#### Input for this task
╔══

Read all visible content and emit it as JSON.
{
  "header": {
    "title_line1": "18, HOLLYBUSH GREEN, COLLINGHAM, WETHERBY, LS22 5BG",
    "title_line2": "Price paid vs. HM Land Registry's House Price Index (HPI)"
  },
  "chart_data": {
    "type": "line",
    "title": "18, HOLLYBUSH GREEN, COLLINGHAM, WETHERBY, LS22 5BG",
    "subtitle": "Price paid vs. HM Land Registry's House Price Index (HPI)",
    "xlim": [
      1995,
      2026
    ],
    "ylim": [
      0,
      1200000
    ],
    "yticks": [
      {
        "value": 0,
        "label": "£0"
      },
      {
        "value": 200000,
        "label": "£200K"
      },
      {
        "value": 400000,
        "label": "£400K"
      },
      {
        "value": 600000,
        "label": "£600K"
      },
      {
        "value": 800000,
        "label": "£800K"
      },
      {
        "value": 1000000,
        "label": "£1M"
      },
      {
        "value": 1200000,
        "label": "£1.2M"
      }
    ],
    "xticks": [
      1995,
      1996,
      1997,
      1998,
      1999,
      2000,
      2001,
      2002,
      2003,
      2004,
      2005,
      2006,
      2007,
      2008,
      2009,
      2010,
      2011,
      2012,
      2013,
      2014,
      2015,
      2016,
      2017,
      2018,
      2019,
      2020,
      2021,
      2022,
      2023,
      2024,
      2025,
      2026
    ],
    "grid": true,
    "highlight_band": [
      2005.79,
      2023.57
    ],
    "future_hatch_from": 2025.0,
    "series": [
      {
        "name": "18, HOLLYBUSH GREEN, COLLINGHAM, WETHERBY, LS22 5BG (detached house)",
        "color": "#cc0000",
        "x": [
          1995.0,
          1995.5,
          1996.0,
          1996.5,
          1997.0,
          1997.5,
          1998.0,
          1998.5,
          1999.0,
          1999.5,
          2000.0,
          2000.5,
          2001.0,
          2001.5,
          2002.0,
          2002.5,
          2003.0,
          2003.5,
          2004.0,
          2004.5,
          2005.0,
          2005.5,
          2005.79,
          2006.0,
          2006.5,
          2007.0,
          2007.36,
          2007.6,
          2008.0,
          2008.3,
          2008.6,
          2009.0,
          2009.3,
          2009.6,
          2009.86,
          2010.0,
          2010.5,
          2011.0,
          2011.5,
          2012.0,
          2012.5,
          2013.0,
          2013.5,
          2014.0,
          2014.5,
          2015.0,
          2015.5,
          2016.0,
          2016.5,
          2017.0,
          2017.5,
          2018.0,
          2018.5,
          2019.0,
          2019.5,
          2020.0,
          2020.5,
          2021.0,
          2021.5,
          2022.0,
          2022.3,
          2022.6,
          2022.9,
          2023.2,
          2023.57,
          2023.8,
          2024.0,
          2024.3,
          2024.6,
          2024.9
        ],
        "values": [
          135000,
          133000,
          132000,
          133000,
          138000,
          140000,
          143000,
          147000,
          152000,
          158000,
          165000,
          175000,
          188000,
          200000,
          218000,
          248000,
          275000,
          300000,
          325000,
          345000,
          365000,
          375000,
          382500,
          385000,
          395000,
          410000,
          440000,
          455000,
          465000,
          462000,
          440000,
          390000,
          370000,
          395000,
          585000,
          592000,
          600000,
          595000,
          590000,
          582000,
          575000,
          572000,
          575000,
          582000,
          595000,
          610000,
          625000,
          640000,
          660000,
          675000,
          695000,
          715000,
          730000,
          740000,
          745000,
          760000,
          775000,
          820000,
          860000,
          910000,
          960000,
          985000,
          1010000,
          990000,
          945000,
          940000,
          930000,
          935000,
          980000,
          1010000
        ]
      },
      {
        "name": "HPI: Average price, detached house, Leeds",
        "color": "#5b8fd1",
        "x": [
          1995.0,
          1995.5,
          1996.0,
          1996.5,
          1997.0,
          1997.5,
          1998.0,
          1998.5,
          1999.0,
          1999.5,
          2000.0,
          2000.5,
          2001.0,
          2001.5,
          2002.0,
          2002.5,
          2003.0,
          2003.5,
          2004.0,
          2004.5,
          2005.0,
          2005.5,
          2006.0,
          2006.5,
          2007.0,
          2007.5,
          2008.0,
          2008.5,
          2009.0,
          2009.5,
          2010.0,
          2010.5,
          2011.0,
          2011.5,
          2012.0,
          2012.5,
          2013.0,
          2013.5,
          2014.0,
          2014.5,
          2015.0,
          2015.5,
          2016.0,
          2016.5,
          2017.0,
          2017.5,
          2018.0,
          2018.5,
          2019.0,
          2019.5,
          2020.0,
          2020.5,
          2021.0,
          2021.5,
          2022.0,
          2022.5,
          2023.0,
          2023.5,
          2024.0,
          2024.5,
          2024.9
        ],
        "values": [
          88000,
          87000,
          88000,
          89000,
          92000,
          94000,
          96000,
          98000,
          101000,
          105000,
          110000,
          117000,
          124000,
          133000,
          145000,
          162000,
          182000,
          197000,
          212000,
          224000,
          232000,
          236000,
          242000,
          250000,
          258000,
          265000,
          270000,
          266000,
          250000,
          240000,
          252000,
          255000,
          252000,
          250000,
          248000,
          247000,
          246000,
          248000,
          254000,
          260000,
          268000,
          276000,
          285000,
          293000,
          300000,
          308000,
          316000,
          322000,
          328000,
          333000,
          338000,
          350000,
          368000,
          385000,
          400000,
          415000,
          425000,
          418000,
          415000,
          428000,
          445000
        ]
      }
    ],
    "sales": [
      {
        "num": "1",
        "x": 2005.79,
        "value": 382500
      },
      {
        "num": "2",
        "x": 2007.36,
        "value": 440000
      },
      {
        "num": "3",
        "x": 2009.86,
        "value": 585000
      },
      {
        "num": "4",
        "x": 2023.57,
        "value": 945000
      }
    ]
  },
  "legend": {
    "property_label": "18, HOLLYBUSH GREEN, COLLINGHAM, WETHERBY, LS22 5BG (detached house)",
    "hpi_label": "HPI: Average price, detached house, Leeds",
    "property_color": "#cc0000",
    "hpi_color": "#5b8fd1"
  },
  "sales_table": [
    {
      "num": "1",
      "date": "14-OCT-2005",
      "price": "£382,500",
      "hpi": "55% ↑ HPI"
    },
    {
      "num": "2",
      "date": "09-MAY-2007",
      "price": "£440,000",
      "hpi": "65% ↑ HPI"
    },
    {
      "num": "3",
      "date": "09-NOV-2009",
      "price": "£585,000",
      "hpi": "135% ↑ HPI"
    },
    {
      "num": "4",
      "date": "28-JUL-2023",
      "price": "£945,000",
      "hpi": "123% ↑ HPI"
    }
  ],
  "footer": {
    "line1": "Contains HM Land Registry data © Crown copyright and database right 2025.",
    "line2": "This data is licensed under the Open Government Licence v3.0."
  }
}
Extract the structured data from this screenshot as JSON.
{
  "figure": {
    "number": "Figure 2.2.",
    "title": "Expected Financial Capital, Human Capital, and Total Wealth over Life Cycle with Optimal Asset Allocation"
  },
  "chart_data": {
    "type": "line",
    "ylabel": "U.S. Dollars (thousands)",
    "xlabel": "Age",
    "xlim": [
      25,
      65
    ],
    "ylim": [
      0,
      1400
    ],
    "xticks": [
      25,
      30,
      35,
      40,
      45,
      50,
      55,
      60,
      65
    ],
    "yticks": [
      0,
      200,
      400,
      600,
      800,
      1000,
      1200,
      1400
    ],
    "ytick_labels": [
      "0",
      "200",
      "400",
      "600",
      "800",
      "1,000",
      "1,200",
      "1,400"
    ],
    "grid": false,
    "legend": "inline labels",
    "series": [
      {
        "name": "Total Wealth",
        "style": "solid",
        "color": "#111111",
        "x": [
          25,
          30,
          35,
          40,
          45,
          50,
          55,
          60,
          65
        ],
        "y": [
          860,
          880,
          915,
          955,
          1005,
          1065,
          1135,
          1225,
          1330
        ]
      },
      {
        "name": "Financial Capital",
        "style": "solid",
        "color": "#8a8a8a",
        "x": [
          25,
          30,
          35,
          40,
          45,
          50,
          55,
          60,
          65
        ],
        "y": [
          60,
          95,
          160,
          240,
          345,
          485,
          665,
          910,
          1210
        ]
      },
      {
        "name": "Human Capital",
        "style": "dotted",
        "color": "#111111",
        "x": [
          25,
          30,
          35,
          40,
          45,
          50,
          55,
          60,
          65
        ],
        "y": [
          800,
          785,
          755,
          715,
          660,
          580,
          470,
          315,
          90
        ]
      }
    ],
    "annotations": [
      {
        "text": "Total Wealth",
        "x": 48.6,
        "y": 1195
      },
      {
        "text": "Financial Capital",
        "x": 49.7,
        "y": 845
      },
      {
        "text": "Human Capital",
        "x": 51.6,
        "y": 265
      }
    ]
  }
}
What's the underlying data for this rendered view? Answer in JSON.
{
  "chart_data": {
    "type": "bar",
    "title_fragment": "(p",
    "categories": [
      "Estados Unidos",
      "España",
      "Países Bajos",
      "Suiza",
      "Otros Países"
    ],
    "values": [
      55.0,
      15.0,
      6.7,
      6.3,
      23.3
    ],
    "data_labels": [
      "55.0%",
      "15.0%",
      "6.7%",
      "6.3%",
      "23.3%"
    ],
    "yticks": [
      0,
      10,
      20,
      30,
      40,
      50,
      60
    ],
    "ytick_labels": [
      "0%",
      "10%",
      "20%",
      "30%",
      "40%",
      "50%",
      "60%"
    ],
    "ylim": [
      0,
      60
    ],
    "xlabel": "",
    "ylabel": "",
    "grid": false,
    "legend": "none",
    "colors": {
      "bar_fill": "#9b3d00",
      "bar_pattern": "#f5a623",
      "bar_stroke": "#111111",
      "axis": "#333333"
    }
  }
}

╚══

#### Task
Scan the entries above. Copy each line that has the string "Index".

#### Expected answer
    "title_line2": "Price paid vs. HM Land Registry's House Price Index (HPI)"
    "subtitle": "Price paid vs. HM Land Registry's House Price Index (HPI)",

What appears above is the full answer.